(Data entries)
◇ ◇ ◇

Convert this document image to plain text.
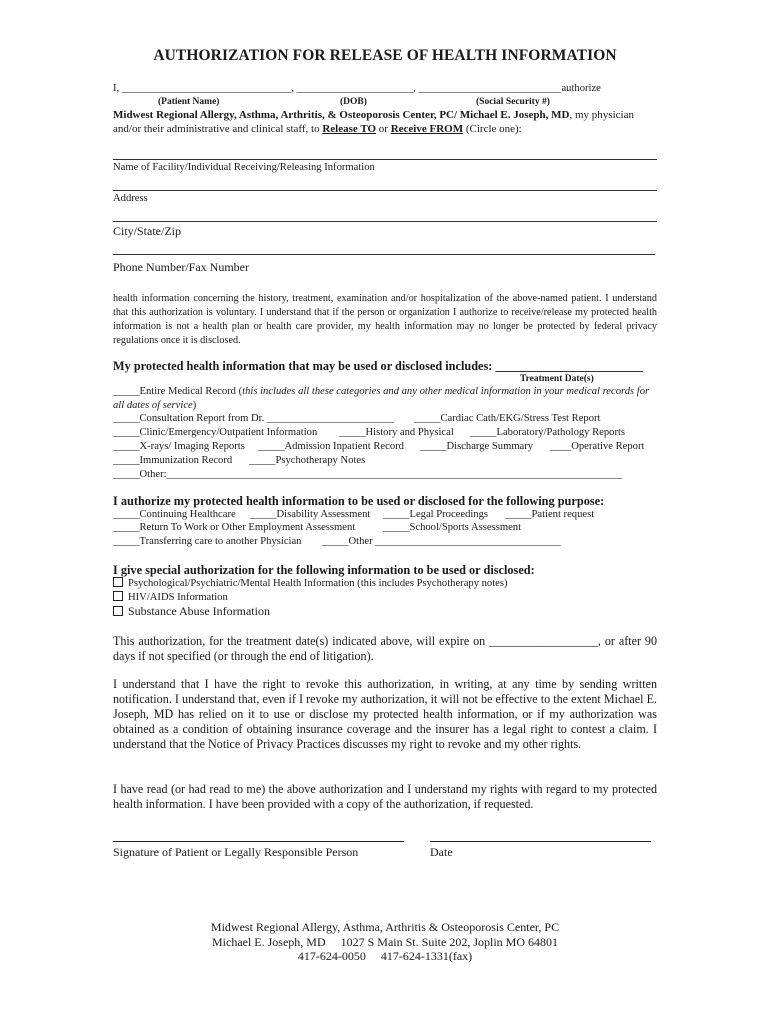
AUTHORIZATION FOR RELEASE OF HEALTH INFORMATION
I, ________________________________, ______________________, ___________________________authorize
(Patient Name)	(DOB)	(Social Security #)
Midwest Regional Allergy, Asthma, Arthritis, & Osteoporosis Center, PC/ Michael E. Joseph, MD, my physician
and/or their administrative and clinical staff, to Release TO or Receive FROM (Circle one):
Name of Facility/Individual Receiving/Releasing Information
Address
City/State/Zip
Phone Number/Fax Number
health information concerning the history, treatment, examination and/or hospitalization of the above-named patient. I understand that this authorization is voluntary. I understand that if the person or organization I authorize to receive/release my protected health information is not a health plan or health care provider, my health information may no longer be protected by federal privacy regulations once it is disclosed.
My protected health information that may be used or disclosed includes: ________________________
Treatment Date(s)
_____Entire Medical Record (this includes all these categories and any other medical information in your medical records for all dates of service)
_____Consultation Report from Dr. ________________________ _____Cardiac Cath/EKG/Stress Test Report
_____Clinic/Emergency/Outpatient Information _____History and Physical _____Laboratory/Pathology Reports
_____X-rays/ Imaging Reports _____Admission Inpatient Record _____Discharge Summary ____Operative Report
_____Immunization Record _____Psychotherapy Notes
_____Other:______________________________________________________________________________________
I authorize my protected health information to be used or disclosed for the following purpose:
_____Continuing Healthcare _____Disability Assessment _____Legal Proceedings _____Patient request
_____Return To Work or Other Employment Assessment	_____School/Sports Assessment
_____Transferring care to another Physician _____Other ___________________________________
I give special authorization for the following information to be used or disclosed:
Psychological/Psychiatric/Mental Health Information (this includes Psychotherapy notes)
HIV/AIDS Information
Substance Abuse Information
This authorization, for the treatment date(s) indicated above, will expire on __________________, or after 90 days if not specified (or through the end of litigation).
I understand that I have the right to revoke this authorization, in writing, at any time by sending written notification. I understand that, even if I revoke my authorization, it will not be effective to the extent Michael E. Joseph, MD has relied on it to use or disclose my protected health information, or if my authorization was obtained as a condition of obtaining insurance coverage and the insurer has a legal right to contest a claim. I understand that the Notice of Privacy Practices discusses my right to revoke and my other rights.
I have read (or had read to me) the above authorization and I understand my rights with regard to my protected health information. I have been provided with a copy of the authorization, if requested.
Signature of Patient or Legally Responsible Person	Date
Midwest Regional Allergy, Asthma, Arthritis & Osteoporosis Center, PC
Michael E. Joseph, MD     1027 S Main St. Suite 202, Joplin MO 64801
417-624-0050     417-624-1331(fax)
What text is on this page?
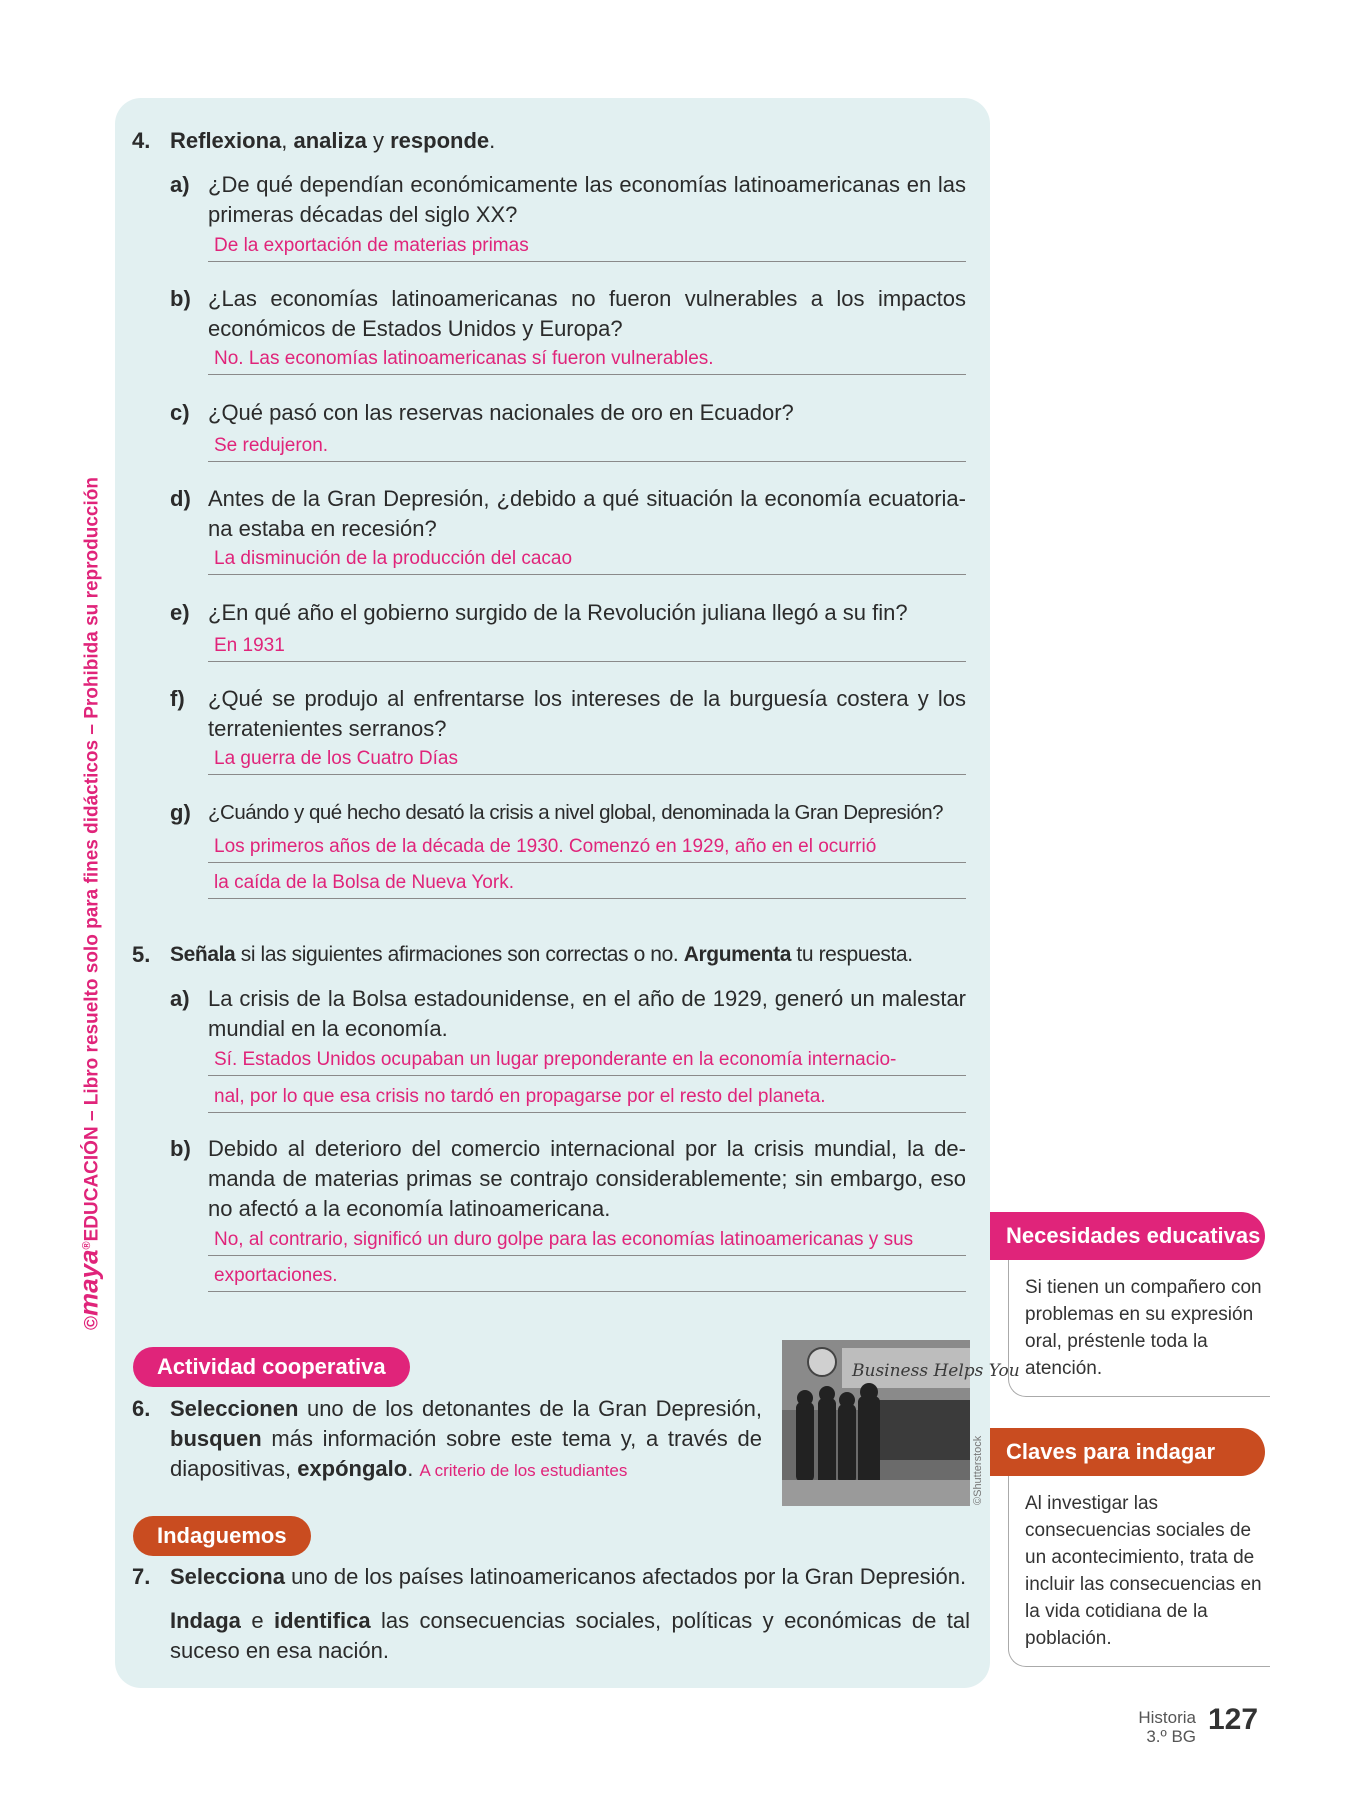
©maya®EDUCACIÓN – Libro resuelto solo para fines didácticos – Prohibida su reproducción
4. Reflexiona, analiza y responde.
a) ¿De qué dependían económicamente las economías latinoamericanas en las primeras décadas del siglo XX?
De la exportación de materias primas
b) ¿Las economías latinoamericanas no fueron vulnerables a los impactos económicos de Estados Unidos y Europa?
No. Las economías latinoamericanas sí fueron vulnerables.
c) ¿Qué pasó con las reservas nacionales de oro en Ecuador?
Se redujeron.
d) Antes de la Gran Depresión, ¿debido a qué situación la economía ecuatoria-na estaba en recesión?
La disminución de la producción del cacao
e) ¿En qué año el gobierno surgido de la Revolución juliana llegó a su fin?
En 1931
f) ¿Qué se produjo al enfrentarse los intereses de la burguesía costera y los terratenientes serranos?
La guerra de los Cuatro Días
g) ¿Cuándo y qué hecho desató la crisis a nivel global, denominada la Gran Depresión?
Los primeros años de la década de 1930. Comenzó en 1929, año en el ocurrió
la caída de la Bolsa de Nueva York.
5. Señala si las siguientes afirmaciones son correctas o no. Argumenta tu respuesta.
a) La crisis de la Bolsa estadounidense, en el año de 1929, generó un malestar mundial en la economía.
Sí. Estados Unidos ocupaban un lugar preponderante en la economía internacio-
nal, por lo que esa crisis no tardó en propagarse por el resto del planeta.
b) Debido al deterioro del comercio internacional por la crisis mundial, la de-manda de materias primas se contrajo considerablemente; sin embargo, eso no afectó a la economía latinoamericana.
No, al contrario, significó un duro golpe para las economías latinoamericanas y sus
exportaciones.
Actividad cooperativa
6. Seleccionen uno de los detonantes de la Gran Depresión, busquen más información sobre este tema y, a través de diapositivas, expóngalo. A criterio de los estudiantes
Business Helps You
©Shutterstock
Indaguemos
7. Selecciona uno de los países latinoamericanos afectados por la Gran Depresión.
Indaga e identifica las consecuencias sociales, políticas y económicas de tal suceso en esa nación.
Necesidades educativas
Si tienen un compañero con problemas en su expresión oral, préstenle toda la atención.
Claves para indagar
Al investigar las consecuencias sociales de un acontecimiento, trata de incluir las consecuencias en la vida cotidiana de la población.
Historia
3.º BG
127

◇ ◇ ◇

What is being asked:
State, as a bare number, how many lines of the listing hold the word "Center".

Solution to this problem:
2